(Collection entries)
= = =

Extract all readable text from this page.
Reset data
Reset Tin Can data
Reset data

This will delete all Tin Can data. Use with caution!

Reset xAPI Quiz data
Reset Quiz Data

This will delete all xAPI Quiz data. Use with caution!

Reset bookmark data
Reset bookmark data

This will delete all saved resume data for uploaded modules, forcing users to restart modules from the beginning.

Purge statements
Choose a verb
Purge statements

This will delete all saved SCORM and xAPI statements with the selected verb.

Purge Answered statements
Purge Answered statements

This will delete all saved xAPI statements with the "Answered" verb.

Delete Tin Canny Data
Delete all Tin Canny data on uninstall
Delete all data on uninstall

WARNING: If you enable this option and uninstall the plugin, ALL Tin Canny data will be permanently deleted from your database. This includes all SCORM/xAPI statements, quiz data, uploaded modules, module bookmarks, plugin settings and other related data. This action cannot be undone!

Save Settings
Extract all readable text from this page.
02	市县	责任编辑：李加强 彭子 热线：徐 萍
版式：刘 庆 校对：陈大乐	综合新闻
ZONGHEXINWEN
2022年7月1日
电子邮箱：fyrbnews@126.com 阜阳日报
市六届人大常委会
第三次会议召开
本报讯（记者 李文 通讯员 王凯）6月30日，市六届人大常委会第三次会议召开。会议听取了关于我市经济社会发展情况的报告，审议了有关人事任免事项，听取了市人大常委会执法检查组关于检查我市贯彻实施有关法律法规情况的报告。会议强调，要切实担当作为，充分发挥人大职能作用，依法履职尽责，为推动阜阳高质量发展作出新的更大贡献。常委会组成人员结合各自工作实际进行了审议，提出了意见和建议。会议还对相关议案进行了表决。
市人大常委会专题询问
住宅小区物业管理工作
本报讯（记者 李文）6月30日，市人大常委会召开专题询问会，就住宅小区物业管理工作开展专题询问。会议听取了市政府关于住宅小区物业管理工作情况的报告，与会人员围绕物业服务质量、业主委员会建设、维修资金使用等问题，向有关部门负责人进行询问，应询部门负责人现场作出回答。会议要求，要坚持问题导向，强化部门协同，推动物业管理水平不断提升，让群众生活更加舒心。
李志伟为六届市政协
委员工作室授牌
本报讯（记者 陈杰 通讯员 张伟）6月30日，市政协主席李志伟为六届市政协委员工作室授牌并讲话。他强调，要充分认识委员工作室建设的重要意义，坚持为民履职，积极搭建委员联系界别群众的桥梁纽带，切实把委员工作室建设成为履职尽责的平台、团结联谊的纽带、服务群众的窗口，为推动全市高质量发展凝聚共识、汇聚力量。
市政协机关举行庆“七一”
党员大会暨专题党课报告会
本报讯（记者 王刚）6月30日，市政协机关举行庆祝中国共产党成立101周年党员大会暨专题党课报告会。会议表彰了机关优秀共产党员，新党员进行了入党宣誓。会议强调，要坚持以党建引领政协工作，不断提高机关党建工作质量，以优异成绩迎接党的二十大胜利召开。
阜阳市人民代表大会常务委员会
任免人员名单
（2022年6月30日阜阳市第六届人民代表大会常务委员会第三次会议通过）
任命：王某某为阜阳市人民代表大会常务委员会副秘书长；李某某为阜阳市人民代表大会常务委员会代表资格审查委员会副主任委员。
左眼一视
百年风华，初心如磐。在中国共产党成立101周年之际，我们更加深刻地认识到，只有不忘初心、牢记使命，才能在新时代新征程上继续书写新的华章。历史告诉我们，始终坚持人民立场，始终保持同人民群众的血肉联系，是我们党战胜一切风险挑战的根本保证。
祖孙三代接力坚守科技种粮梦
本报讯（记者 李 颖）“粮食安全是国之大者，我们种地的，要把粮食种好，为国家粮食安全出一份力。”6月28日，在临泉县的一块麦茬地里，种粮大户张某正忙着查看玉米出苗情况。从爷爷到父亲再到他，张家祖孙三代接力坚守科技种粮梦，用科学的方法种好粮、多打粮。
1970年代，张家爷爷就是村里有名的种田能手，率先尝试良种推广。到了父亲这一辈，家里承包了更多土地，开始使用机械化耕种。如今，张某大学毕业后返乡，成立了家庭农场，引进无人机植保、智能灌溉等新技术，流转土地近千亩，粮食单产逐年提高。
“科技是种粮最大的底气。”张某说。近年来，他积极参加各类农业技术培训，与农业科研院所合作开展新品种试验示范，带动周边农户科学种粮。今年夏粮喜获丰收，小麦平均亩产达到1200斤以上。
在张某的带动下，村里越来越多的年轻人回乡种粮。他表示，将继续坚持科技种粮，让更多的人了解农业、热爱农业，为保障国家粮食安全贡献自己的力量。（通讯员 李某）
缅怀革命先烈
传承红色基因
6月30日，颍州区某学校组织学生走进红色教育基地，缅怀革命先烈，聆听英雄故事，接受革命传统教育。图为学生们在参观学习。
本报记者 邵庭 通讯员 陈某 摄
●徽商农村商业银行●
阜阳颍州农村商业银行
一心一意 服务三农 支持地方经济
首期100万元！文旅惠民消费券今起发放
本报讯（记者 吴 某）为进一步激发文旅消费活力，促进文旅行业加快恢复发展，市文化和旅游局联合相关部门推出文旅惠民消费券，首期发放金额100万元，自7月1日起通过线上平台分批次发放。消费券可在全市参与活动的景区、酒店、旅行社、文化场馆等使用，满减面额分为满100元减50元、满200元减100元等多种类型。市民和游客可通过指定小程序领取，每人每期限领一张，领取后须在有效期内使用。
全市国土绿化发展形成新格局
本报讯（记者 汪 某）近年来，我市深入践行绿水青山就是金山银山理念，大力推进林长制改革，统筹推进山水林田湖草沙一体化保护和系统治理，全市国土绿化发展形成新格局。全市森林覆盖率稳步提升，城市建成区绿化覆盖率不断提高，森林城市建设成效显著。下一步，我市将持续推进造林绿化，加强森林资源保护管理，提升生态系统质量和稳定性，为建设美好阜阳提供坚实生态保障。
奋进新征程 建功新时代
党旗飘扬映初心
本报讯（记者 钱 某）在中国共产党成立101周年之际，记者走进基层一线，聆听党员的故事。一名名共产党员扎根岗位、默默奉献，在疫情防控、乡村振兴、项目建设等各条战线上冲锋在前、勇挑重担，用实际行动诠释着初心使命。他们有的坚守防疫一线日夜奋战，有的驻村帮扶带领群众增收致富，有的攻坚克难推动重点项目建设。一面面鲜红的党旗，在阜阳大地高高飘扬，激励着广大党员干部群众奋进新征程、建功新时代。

= = =

▸ WHAT YOU SHOULD DO
Exactly reproduce every line of the data above.

▸ ANSWER TO THE TASK
Extract all readable text from this page.
Reset data
Reset Tin Can data
Reset data

This will delete all Tin Can data. Use with caution!

Reset xAPI Quiz data
Reset Quiz Data

This will delete all xAPI Quiz data. Use with caution!

Reset bookmark data
Reset bookmark data

This will delete all saved resume data for uploaded modules, forcing users to restart modules from the beginning.

Purge statements
Choose a verb
Purge statements

This will delete all saved SCORM and xAPI statements with the selected verb.

Purge Answered statements
Purge Answered statements

This will delete all saved xAPI statements with the "Answered" verb.

Delete Tin Canny Data
Delete all Tin Canny data on uninstall
Delete all data on uninstall

WARNING: If you enable this option and uninstall the plugin, ALL Tin Canny data will be permanently deleted from your database. This includes all SCORM/xAPI statements, quiz data, uploaded modules, module bookmarks, plugin settings and other related data. This action cannot be undone!

Save Settings
Extract all readable text from this page.
02	市县	责任编辑：李加强 彭子 热线：徐 萍
版式：刘 庆 校对：陈大乐	综合新闻
ZONGHEXINWEN
2022年7月1日
电子邮箱：fyrbnews@126.com 阜阳日报
市六届人大常委会
第三次会议召开
本报讯（记者 李文 通讯员 王凯）6月30日，市六届人大常委会第三次会议召开。会议听取了关于我市经济社会发展情况的报告，审议了有关人事任免事项，听取了市人大常委会执法检查组关于检查我市贯彻实施有关法律法规情况的报告。会议强调，要切实担当作为，充分发挥人大职能作用，依法履职尽责，为推动阜阳高质量发展作出新的更大贡献。常委会组成人员结合各自工作实际进行了审议，提出了意见和建议。会议还对相关议案进行了表决。
市人大常委会专题询问
住宅小区物业管理工作
本报讯（记者 李文）6月30日，市人大常委会召开专题询问会，就住宅小区物业管理工作开展专题询问。会议听取了市政府关于住宅小区物业管理工作情况的报告，与会人员围绕物业服务质量、业主委员会建设、维修资金使用等问题，向有关部门负责人进行询问，应询部门负责人现场作出回答。会议要求，要坚持问题导向，强化部门协同，推动物业管理水平不断提升，让群众生活更加舒心。
李志伟为六届市政协
委员工作室授牌
本报讯（记者 陈杰 通讯员 张伟）6月30日，市政协主席李志伟为六届市政协委员工作室授牌并讲话。他强调，要充分认识委员工作室建设的重要意义，坚持为民履职，积极搭建委员联系界别群众的桥梁纽带，切实把委员工作室建设成为履职尽责的平台、团结联谊的纽带、服务群众的窗口，为推动全市高质量发展凝聚共识、汇聚力量。
市政协机关举行庆“七一”
党员大会暨专题党课报告会
本报讯（记者 王刚）6月30日，市政协机关举行庆祝中国共产党成立101周年党员大会暨专题党课报告会。会议表彰了机关优秀共产党员，新党员进行了入党宣誓。会议强调，要坚持以党建引领政协工作，不断提高机关党建工作质量，以优异成绩迎接党的二十大胜利召开。
阜阳市人民代表大会常务委员会
任免人员名单
（2022年6月30日阜阳市第六届人民代表大会常务委员会第三次会议通过）
任命：王某某为阜阳市人民代表大会常务委员会副秘书长；李某某为阜阳市人民代表大会常务委员会代表资格审查委员会副主任委员。
左眼一视
百年风华，初心如磐。在中国共产党成立101周年之际，我们更加深刻地认识到，只有不忘初心、牢记使命，才能在新时代新征程上继续书写新的华章。历史告诉我们，始终坚持人民立场，始终保持同人民群众的血肉联系，是我们党战胜一切风险挑战的根本保证。
祖孙三代接力坚守科技种粮梦
本报讯（记者 李 颖）“粮食安全是国之大者，我们种地的，要把粮食种好，为国家粮食安全出一份力。”6月28日，在临泉县的一块麦茬地里，种粮大户张某正忙着查看玉米出苗情况。从爷爷到父亲再到他，张家祖孙三代接力坚守科技种粮梦，用科学的方法种好粮、多打粮。
1970年代，张家爷爷就是村里有名的种田能手，率先尝试良种推广。到了父亲这一辈，家里承包了更多土地，开始使用机械化耕种。如今，张某大学毕业后返乡，成立了家庭农场，引进无人机植保、智能灌溉等新技术，流转土地近千亩，粮食单产逐年提高。
“科技是种粮最大的底气。”张某说。近年来，他积极参加各类农业技术培训，与农业科研院所合作开展新品种试验示范，带动周边农户科学种粮。今年夏粮喜获丰收，小麦平均亩产达到1200斤以上。
在张某的带动下，村里越来越多的年轻人回乡种粮。他表示，将继续坚持科技种粮，让更多的人了解农业、热爱农业，为保障国家粮食安全贡献自己的力量。（通讯员 李某）
缅怀革命先烈
传承红色基因
6月30日，颍州区某学校组织学生走进红色教育基地，缅怀革命先烈，聆听英雄故事，接受革命传统教育。图为学生们在参观学习。
本报记者 邵庭 通讯员 陈某 摄
●徽商农村商业银行●
阜阳颍州农村商业银行
一心一意 服务三农 支持地方经济
首期100万元！文旅惠民消费券今起发放
本报讯（记者 吴 某）为进一步激发文旅消费活力，促进文旅行业加快恢复发展，市文化和旅游局联合相关部门推出文旅惠民消费券，首期发放金额100万元，自7月1日起通过线上平台分批次发放。消费券可在全市参与活动的景区、酒店、旅行社、文化场馆等使用，满减面额分为满100元减50元、满200元减100元等多种类型。市民和游客可通过指定小程序领取，每人每期限领一张，领取后须在有效期内使用。
全市国土绿化发展形成新格局
本报讯（记者 汪 某）近年来，我市深入践行绿水青山就是金山银山理念，大力推进林长制改革，统筹推进山水林田湖草沙一体化保护和系统治理，全市国土绿化发展形成新格局。全市森林覆盖率稳步提升，城市建成区绿化覆盖率不断提高，森林城市建设成效显著。下一步，我市将持续推进造林绿化，加强森林资源保护管理，提升生态系统质量和稳定性，为建设美好阜阳提供坚实生态保障。
奋进新征程 建功新时代
党旗飘扬映初心
本报讯（记者 钱 某）在中国共产党成立101周年之际，记者走进基层一线，聆听党员的故事。一名名共产党员扎根岗位、默默奉献，在疫情防控、乡村振兴、项目建设等各条战线上冲锋在前、勇挑重担，用实际行动诠释着初心使命。他们有的坚守防疫一线日夜奋战，有的驻村帮扶带领群众增收致富，有的攻坚克难推动重点项目建设。一面面鲜红的党旗，在阜阳大地高高飘扬，激励着广大党员干部群众奋进新征程、建功新时代。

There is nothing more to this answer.